*Stored data*.
──────────────────────────────

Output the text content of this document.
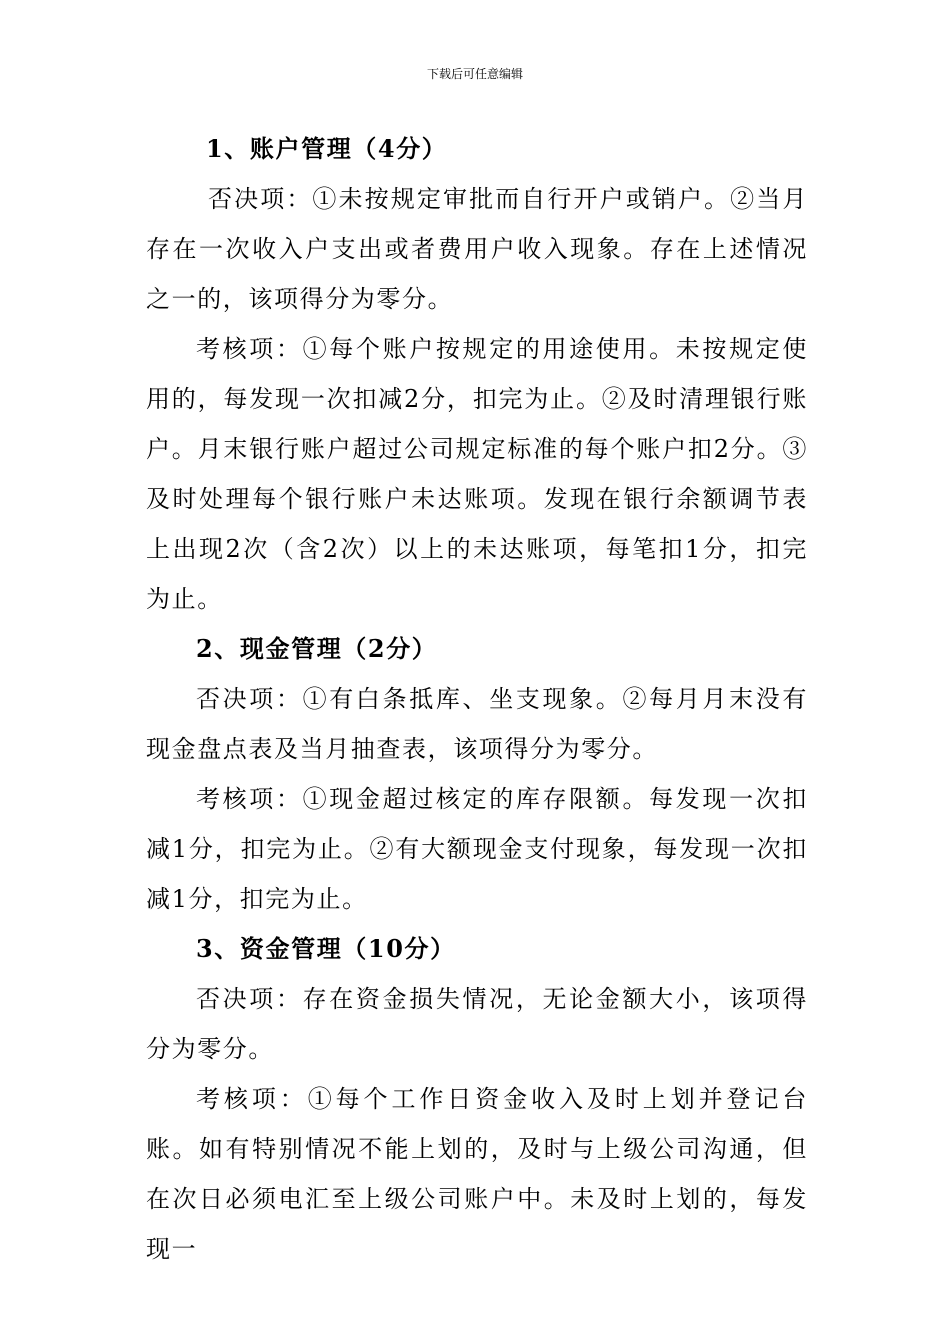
下载后可任意编辑
1、账户管理（4分）

否决项：①未按规定审批而自行开户或销户。②当月存在一次收入户支出或者费用户收入现象。存在上述情况之一的，该项得分为零分。

考核项：①每个账户按规定的用途使用。未按规定使用的，每发现一次扣减2分，扣完为止。②及时清理银行账户。月末银行账户超过公司规定标准的每个账户扣2分。③及时处理每个银行账户未达账项。发现在银行余额调节表上出现2次（含2次）以上的未达账项，每笔扣1分，扣完为止。

2、现金管理（2分）

否决项：①有白条抵库、坐支现象。②每月月末没有现金盘点表及当月抽查表，该项得分为零分。

考核项：①现金超过核定的库存限额。每发现一次扣减1分，扣完为止。②有大额现金支付现象，每发现一次扣减1分，扣完为止。

3、资金管理（10分）

否决项：存在资金损失情况，无论金额大小，该项得分为零分。

考核项：①每个工作日资金收入及时上划并登记台账。如有特别情况不能上划的，及时与上级公司沟通，但在次日必须电汇至上级公司账户中。未及时上划的，每发现一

──────────────────────────────

*Your objective*.
All the material shown above is to be copied exactly, with no pictures carried over.

*Task output*.
Output the text content of this document.
下载后可任意编辑
1、账户管理（4分）

否决项：①未按规定审批而自行开户或销户。②当月存在一次收入户支出或者费用户收入现象。存在上述情况之一的，该项得分为零分。

考核项：①每个账户按规定的用途使用。未按规定使用的，每发现一次扣减2分，扣完为止。②及时清理银行账户。月末银行账户超过公司规定标准的每个账户扣2分。③及时处理每个银行账户未达账项。发现在银行余额调节表上出现2次（含2次）以上的未达账项，每笔扣1分，扣完为止。

2、现金管理（2分）

否决项：①有白条抵库、坐支现象。②每月月末没有现金盘点表及当月抽查表，该项得分为零分。

考核项：①现金超过核定的库存限额。每发现一次扣减1分，扣完为止。②有大额现金支付现象，每发现一次扣减1分，扣完为止。

3、资金管理（10分）

否决项：存在资金损失情况，无论金额大小，该项得分为零分。

考核项：①每个工作日资金收入及时上划并登记台账。如有特别情况不能上划的，及时与上级公司沟通，但在次日必须电汇至上级公司账户中。未及时上划的，每发现一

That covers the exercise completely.